- Extracted entries:
★ ★ ★ ★ ★ ★ ★

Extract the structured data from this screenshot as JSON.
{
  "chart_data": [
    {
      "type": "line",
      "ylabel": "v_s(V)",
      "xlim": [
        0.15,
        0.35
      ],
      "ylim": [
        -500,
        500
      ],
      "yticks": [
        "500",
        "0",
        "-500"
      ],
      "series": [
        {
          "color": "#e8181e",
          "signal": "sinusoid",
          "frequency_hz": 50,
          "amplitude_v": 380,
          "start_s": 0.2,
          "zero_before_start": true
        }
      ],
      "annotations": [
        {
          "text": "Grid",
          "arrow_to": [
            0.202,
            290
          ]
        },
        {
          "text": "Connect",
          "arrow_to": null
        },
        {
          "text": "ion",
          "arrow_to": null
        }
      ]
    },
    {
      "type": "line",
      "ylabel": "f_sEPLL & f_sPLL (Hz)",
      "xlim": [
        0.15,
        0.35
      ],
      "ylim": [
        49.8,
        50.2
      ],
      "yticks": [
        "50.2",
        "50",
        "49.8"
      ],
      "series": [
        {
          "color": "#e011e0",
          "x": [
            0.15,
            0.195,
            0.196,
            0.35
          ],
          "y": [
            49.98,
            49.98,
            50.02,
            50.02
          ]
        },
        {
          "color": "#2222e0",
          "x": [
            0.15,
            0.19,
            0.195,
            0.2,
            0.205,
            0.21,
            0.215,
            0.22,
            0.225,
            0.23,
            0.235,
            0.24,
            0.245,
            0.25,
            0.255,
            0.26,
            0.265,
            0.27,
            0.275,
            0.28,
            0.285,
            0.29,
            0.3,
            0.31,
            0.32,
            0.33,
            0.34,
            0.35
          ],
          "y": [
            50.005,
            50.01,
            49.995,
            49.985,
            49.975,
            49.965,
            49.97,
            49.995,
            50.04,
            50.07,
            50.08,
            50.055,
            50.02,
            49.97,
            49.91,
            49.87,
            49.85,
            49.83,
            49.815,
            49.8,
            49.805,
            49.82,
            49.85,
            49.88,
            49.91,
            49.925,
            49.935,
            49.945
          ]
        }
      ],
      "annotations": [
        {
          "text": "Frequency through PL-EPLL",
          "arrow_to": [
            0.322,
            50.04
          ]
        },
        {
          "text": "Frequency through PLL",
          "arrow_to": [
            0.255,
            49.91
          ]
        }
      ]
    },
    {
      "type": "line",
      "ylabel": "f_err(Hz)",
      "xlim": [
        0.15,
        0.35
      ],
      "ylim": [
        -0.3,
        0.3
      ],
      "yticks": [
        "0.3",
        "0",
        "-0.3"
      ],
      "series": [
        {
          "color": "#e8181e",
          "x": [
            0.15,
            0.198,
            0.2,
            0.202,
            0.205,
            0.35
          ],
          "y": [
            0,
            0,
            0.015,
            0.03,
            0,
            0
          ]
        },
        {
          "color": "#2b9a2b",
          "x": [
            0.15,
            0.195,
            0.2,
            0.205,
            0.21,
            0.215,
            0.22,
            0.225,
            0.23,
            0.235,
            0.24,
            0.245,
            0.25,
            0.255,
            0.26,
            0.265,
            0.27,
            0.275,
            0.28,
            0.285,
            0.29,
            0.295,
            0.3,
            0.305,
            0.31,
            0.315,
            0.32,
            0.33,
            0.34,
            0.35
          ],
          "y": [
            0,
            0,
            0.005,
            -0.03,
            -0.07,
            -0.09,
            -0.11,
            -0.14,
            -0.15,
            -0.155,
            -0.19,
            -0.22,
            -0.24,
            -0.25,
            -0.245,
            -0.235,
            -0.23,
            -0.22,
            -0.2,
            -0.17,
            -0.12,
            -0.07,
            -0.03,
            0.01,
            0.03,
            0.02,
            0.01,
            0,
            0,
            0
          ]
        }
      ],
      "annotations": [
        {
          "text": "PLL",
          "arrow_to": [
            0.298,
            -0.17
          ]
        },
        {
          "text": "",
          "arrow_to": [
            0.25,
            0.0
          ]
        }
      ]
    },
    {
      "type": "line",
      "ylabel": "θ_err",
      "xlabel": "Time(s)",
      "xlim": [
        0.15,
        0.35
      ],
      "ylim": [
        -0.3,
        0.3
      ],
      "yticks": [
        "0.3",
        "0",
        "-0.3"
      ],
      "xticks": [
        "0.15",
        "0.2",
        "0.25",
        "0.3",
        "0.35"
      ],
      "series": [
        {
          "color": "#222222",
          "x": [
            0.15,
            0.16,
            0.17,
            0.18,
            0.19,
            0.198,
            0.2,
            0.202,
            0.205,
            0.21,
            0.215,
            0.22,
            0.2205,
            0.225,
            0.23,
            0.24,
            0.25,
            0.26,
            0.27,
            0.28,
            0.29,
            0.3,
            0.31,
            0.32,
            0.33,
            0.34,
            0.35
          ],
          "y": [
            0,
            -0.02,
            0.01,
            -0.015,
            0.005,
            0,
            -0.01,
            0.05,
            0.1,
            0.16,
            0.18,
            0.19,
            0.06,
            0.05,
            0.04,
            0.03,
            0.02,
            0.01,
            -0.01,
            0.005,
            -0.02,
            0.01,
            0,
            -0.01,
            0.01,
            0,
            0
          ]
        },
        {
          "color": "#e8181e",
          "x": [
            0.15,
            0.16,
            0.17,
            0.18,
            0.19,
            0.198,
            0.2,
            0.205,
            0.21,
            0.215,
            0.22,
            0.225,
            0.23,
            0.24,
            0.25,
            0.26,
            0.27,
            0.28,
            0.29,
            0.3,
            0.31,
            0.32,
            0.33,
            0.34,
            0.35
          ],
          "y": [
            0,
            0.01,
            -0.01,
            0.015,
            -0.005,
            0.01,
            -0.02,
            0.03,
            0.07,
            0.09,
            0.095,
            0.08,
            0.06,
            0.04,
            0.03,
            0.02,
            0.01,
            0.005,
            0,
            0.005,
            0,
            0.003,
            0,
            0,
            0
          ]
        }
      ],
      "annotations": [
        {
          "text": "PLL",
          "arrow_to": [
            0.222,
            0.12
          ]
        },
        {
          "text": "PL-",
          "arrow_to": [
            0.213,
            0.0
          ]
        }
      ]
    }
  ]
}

★ ★ ★ ★ ★ ★ ★

- Exercise brief:
What is needed here is an exact reproduction of all the entries.

- Output:
Extract the structured data from this screenshot as JSON.
{
  "chart_data": [
    {
      "type": "line",
      "ylabel": "v_s(V)",
      "xlim": [
        0.15,
        0.35
      ],
      "ylim": [
        -500,
        500
      ],
      "yticks": [
        "500",
        "0",
        "-500"
      ],
      "series": [
        {
          "color": "#e8181e",
          "signal": "sinusoid",
          "frequency_hz": 50,
          "amplitude_v": 380,
          "start_s": 0.2,
          "zero_before_start": true
        }
      ],
      "annotations": [
        {
          "text": "Grid",
          "arrow_to": [
            0.202,
            290
          ]
        },
        {
          "text": "Connect",
          "arrow_to": null
        },
        {
          "text": "ion",
          "arrow_to": null
        }
      ]
    },
    {
      "type": "line",
      "ylabel": "f_sEPLL & f_sPLL (Hz)",
      "xlim": [
        0.15,
        0.35
      ],
      "ylim": [
        49.8,
        50.2
      ],
      "yticks": [
        "50.2",
        "50",
        "49.8"
      ],
      "series": [
        {
          "color": "#e011e0",
          "x": [
            0.15,
            0.195,
            0.196,
            0.35
          ],
          "y": [
            49.98,
            49.98,
            50.02,
            50.02
          ]
        },
        {
          "color": "#2222e0",
          "x": [
            0.15,
            0.19,
            0.195,
            0.2,
            0.205,
            0.21,
            0.215,
            0.22,
            0.225,
            0.23,
            0.235,
            0.24,
            0.245,
            0.25,
            0.255,
            0.26,
            0.265,
            0.27,
            0.275,
            0.28,
            0.285,
            0.29,
            0.3,
            0.31,
            0.32,
            0.33,
            0.34,
            0.35
          ],
          "y": [
            50.005,
            50.01,
            49.995,
            49.985,
            49.975,
            49.965,
            49.97,
            49.995,
            50.04,
            50.07,
            50.08,
            50.055,
            50.02,
            49.97,
            49.91,
            49.87,
            49.85,
            49.83,
            49.815,
            49.8,
            49.805,
            49.82,
            49.85,
            49.88,
            49.91,
            49.925,
            49.935,
            49.945
          ]
        }
      ],
      "annotations": [
        {
          "text": "Frequency through PL-EPLL",
          "arrow_to": [
            0.322,
            50.04
          ]
        },
        {
          "text": "Frequency through PLL",
          "arrow_to": [
            0.255,
            49.91
          ]
        }
      ]
    },
    {
      "type": "line",
      "ylabel": "f_err(Hz)",
      "xlim": [
        0.15,
        0.35
      ],
      "ylim": [
        -0.3,
        0.3
      ],
      "yticks": [
        "0.3",
        "0",
        "-0.3"
      ],
      "series": [
        {
          "color": "#e8181e",
          "x": [
            0.15,
            0.198,
            0.2,
            0.202,
            0.205,
            0.35
          ],
          "y": [
            0,
            0,
            0.015,
            0.03,
            0,
            0
          ]
        },
        {
          "color": "#2b9a2b",
          "x": [
            0.15,
            0.195,
            0.2,
            0.205,
            0.21,
            0.215,
            0.22,
            0.225,
            0.23,
            0.235,
            0.24,
            0.245,
            0.25,
            0.255,
            0.26,
            0.265,
            0.27,
            0.275,
            0.28,
            0.285,
            0.29,
            0.295,
            0.3,
            0.305,
            0.31,
            0.315,
            0.32,
            0.33,
            0.34,
            0.35
          ],
          "y": [
            0,
            0,
            0.005,
            -0.03,
            -0.07,
            -0.09,
            -0.11,
            -0.14,
            -0.15,
            -0.155,
            -0.19,
            -0.22,
            -0.24,
            -0.25,
            -0.245,
            -0.235,
            -0.23,
            -0.22,
            -0.2,
            -0.17,
            -0.12,
            -0.07,
            -0.03,
            0.01,
            0.03,
            0.02,
            0.01,
            0,
            0,
            0
          ]
        }
      ],
      "annotations": [
        {
          "text": "PLL",
          "arrow_to": [
            0.298,
            -0.17
          ]
        },
        {
          "text": "",
          "arrow_to": [
            0.25,
            0.0
          ]
        }
      ]
    },
    {
      "type": "line",
      "ylabel": "θ_err",
      "xlabel": "Time(s)",
      "xlim": [
        0.15,
        0.35
      ],
      "ylim": [
        -0.3,
        0.3
      ],
      "yticks": [
        "0.3",
        "0",
        "-0.3"
      ],
      "xticks": [
        "0.15",
        "0.2",
        "0.25",
        "0.3",
        "0.35"
      ],
      "series": [
        {
          "color": "#222222",
          "x": [
            0.15,
            0.16,
            0.17,
            0.18,
            0.19,
            0.198,
            0.2,
            0.202,
            0.205,
            0.21,
            0.215,
            0.22,
            0.2205,
            0.225,
            0.23,
            0.24,
            0.25,
            0.26,
            0.27,
            0.28,
            0.29,
            0.3,
            0.31,
            0.32,
            0.33,
            0.34,
            0.35
          ],
          "y": [
            0,
            -0.02,
            0.01,
            -0.015,
            0.005,
            0,
            -0.01,
            0.05,
            0.1,
            0.16,
            0.18,
            0.19,
            0.06,
            0.05,
            0.04,
            0.03,
            0.02,
            0.01,
            -0.01,
            0.005,
            -0.02,
            0.01,
            0,
            -0.01,
            0.01,
            0,
            0
          ]
        },
        {
          "color": "#e8181e",
          "x": [
            0.15,
            0.16,
            0.17,
            0.18,
            0.19,
            0.198,
            0.2,
            0.205,
            0.21,
            0.215,
            0.22,
            0.225,
            0.23,
            0.24,
            0.25,
            0.26,
            0.27,
            0.28,
            0.29,
            0.3,
            0.31,
            0.32,
            0.33,
            0.34,
            0.35
          ],
          "y": [
            0,
            0.01,
            -0.01,
            0.015,
            -0.005,
            0.01,
            -0.02,
            0.03,
            0.07,
            0.09,
            0.095,
            0.08,
            0.06,
            0.04,
            0.03,
            0.02,
            0.01,
            0.005,
            0,
            0.005,
            0,
            0.003,
            0,
            0,
            0
          ]
        }
      ],
      "annotations": [
        {
          "text": "PLL",
          "arrow_to": [
            0.222,
            0.12
          ]
        },
        {
          "text": "PL-",
          "arrow_to": [
            0.213,
            0.0
          ]
        }
      ]
    }
  ]
}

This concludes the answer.